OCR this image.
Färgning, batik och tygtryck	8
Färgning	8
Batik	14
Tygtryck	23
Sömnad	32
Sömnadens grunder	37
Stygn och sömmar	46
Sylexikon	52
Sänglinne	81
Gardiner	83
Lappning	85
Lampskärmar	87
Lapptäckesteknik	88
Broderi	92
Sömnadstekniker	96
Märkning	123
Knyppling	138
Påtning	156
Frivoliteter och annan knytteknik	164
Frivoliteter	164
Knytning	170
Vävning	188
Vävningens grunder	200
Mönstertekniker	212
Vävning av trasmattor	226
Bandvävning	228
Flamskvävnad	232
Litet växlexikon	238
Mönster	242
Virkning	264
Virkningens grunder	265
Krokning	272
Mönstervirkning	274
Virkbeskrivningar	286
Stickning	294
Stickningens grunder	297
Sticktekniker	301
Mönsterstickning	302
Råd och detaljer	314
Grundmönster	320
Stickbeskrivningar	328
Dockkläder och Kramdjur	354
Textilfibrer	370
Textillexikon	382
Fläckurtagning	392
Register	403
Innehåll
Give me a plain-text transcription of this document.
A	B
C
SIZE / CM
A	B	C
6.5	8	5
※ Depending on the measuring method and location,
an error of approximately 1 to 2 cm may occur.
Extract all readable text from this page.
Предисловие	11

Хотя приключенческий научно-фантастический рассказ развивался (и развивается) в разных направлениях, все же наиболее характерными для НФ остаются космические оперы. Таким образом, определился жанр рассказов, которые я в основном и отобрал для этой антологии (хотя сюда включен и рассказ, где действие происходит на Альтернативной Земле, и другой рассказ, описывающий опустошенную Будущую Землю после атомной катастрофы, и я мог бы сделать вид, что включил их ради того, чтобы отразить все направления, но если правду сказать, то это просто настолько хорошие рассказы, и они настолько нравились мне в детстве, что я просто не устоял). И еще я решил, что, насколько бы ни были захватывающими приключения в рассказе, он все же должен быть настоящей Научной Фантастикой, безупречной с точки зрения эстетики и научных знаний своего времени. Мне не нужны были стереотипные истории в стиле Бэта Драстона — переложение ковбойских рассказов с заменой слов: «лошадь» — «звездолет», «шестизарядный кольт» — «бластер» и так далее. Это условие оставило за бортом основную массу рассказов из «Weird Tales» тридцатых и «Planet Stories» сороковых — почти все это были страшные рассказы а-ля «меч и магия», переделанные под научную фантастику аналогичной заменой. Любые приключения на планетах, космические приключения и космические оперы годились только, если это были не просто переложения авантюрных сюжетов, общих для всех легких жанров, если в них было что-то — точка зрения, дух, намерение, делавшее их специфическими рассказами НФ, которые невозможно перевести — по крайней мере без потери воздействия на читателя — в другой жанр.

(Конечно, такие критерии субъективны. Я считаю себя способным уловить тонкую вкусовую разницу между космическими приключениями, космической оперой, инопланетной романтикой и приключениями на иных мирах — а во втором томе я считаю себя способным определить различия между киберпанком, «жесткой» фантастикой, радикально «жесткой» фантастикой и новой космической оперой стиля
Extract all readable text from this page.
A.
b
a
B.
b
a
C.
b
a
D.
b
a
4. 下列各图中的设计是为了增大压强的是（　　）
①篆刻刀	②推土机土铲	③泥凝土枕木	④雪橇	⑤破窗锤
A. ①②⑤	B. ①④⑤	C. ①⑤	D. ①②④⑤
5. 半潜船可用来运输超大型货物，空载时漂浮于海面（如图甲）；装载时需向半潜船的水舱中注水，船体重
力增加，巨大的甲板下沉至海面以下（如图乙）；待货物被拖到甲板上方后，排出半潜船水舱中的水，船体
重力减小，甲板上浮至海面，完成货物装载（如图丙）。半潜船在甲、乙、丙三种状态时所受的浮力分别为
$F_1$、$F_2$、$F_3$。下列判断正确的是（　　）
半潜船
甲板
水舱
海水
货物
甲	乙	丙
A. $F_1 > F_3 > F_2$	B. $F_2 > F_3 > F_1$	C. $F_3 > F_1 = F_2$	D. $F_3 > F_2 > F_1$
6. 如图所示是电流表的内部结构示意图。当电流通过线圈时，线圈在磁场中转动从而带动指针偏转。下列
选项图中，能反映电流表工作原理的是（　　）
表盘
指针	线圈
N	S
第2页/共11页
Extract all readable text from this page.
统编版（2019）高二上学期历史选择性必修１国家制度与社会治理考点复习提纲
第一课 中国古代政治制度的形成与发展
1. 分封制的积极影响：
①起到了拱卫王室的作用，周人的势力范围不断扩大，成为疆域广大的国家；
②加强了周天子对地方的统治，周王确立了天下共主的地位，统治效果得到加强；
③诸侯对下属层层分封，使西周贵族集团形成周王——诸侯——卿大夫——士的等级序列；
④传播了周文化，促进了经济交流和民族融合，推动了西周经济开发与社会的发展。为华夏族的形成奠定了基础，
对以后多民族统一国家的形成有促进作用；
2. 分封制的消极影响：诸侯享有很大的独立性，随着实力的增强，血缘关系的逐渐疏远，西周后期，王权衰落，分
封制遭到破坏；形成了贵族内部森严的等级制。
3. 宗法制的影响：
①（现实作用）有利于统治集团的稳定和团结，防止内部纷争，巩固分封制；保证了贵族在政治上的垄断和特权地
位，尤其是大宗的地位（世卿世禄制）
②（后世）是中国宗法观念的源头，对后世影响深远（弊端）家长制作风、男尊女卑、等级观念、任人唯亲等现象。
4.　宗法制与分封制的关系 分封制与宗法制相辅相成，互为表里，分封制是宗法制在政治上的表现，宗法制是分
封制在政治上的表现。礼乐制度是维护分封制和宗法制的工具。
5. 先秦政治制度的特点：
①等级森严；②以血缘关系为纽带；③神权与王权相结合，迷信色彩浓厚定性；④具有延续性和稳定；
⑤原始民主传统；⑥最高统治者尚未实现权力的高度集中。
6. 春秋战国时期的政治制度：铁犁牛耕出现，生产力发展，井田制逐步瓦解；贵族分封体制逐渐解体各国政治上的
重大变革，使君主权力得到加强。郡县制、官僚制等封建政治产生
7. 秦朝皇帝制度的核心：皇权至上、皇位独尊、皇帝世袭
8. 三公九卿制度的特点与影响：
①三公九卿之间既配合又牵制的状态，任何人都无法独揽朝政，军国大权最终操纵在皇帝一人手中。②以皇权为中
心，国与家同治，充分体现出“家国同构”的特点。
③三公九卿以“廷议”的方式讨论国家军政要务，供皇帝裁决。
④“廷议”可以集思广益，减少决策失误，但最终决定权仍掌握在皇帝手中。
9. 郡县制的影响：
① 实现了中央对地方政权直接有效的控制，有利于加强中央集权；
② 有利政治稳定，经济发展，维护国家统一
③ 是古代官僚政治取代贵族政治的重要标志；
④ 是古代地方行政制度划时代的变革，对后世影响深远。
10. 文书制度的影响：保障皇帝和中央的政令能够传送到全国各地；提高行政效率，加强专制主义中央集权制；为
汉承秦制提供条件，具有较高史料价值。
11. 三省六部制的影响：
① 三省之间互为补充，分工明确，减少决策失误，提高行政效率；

━━━━

[Request]
All of the material above needs to be retyped word for word.

[Response to the task]
OCR this image.
Färgning, batik och tygtryck	8
Färgning	8
Batik	14
Tygtryck	23
Sömnad	32
Sömnadens grunder	37
Stygn och sömmar	46
Sylexikon	52
Sänglinne	81
Gardiner	83
Lappning	85
Lampskärmar	87
Lapptäckesteknik	88
Broderi	92
Sömnadstekniker	96
Märkning	123
Knyppling	138
Påtning	156
Frivoliteter och annan knytteknik	164
Frivoliteter	164
Knytning	170
Vävning	188
Vävningens grunder	200
Mönstertekniker	212
Vävning av trasmattor	226
Bandvävning	228
Flamskvävnad	232
Litet växlexikon	238
Mönster	242
Virkning	264
Virkningens grunder	265
Krokning	272
Mönstervirkning	274
Virkbeskrivningar	286
Stickning	294
Stickningens grunder	297
Sticktekniker	301
Mönsterstickning	302
Råd och detaljer	314
Grundmönster	320
Stickbeskrivningar	328
Dockkläder och Kramdjur	354
Textilfibrer	370
Textillexikon	382
Fläckurtagning	392
Register	403
Innehåll
Give me a plain-text transcription of this document.
A	B
C
SIZE / CM
A	B	C
6.5	8	5
※ Depending on the measuring method and location,
an error of approximately 1 to 2 cm may occur.
Extract all readable text from this page.
Предисловие	11

Хотя приключенческий научно-фантастический рассказ развивался (и развивается) в разных направлениях, все же наиболее характерными для НФ остаются космические оперы. Таким образом, определился жанр рассказов, которые я в основном и отобрал для этой антологии (хотя сюда включен и рассказ, где действие происходит на Альтернативной Земле, и другой рассказ, описывающий опустошенную Будущую Землю после атомной катастрофы, и я мог бы сделать вид, что включил их ради того, чтобы отразить все направления, но если правду сказать, то это просто настолько хорошие рассказы, и они настолько нравились мне в детстве, что я просто не устоял). И еще я решил, что, насколько бы ни были захватывающими приключения в рассказе, он все же должен быть настоящей Научной Фантастикой, безупречной с точки зрения эстетики и научных знаний своего времени. Мне не нужны были стереотипные истории в стиле Бэта Драстона — переложение ковбойских рассказов с заменой слов: «лошадь» — «звездолет», «шестизарядный кольт» — «бластер» и так далее. Это условие оставило за бортом основную массу рассказов из «Weird Tales» тридцатых и «Planet Stories» сороковых — почти все это были страшные рассказы а-ля «меч и магия», переделанные под научную фантастику аналогичной заменой. Любые приключения на планетах, космические приключения и космические оперы годились только, если это были не просто переложения авантюрных сюжетов, общих для всех легких жанров, если в них было что-то — точка зрения, дух, намерение, делавшее их специфическими рассказами НФ, которые невозможно перевести — по крайней мере без потери воздействия на читателя — в другой жанр.

(Конечно, такие критерии субъективны. Я считаю себя способным уловить тонкую вкусовую разницу между космическими приключениями, космической оперой, инопланетной романтикой и приключениями на иных мирах — а во втором томе я считаю себя способным определить различия между киберпанком, «жесткой» фантастикой, радикально «жесткой» фантастикой и новой космической оперой стиля
Extract all readable text from this page.
A.
b
a
B.
b
a
C.
b
a
D.
b
a
4. 下列各图中的设计是为了增大压强的是（　　）
①篆刻刀	②推土机土铲	③泥凝土枕木	④雪橇	⑤破窗锤
A. ①②⑤	B. ①④⑤	C. ①⑤	D. ①②④⑤
5. 半潜船可用来运输超大型货物，空载时漂浮于海面（如图甲）；装载时需向半潜船的水舱中注水，船体重
力增加，巨大的甲板下沉至海面以下（如图乙）；待货物被拖到甲板上方后，排出半潜船水舱中的水，船体
重力减小，甲板上浮至海面，完成货物装载（如图丙）。半潜船在甲、乙、丙三种状态时所受的浮力分别为
$F_1$、$F_2$、$F_3$。下列判断正确的是（　　）
半潜船
甲板
水舱
海水
货物
甲	乙	丙
A. $F_1 > F_3 > F_2$	B. $F_2 > F_3 > F_1$	C. $F_3 > F_1 = F_2$	D. $F_3 > F_2 > F_1$
6. 如图所示是电流表的内部结构示意图。当电流通过线圈时，线圈在磁场中转动从而带动指针偏转。下列
选项图中，能反映电流表工作原理的是（　　）
表盘
指针	线圈
N	S
第2页/共11页
Extract all readable text from this page.
统编版（2019）高二上学期历史选择性必修１国家制度与社会治理考点复习提纲
第一课 中国古代政治制度的形成与发展
1. 分封制的积极影响：
①起到了拱卫王室的作用，周人的势力范围不断扩大，成为疆域广大的国家；
②加强了周天子对地方的统治，周王确立了天下共主的地位，统治效果得到加强；
③诸侯对下属层层分封，使西周贵族集团形成周王——诸侯——卿大夫——士的等级序列；
④传播了周文化，促进了经济交流和民族融合，推动了西周经济开发与社会的发展。为华夏族的形成奠定了基础，
对以后多民族统一国家的形成有促进作用；
2. 分封制的消极影响：诸侯享有很大的独立性，随着实力的增强，血缘关系的逐渐疏远，西周后期，王权衰落，分
封制遭到破坏；形成了贵族内部森严的等级制。
3. 宗法制的影响：
①（现实作用）有利于统治集团的稳定和团结，防止内部纷争，巩固分封制；保证了贵族在政治上的垄断和特权地
位，尤其是大宗的地位（世卿世禄制）
②（后世）是中国宗法观念的源头，对后世影响深远（弊端）家长制作风、男尊女卑、等级观念、任人唯亲等现象。
4.　宗法制与分封制的关系 分封制与宗法制相辅相成，互为表里，分封制是宗法制在政治上的表现，宗法制是分
封制在政治上的表现。礼乐制度是维护分封制和宗法制的工具。
5. 先秦政治制度的特点：
①等级森严；②以血缘关系为纽带；③神权与王权相结合，迷信色彩浓厚定性；④具有延续性和稳定；
⑤原始民主传统；⑥最高统治者尚未实现权力的高度集中。
6. 春秋战国时期的政治制度：铁犁牛耕出现，生产力发展，井田制逐步瓦解；贵族分封体制逐渐解体各国政治上的
重大变革，使君主权力得到加强。郡县制、官僚制等封建政治产生
7. 秦朝皇帝制度的核心：皇权至上、皇位独尊、皇帝世袭
8. 三公九卿制度的特点与影响：
①三公九卿之间既配合又牵制的状态，任何人都无法独揽朝政，军国大权最终操纵在皇帝一人手中。②以皇权为中
心，国与家同治，充分体现出“家国同构”的特点。
③三公九卿以“廷议”的方式讨论国家军政要务，供皇帝裁决。
④“廷议”可以集思广益，减少决策失误，但最终决定权仍掌握在皇帝手中。
9. 郡县制的影响：
① 实现了中央对地方政权直接有效的控制，有利于加强中央集权；
② 有利政治稳定，经济发展，维护国家统一
③ 是古代官僚政治取代贵族政治的重要标志；
④ 是古代地方行政制度划时代的变革，对后世影响深远。
10. 文书制度的影响：保障皇帝和中央的政令能够传送到全国各地；提高行政效率，加强专制主义中央集权制；为
汉承秦制提供条件，具有较高史料价值。
11. 三省六部制的影响：
① 三省之间互为补充，分工明确，减少决策失误，提高行政效率；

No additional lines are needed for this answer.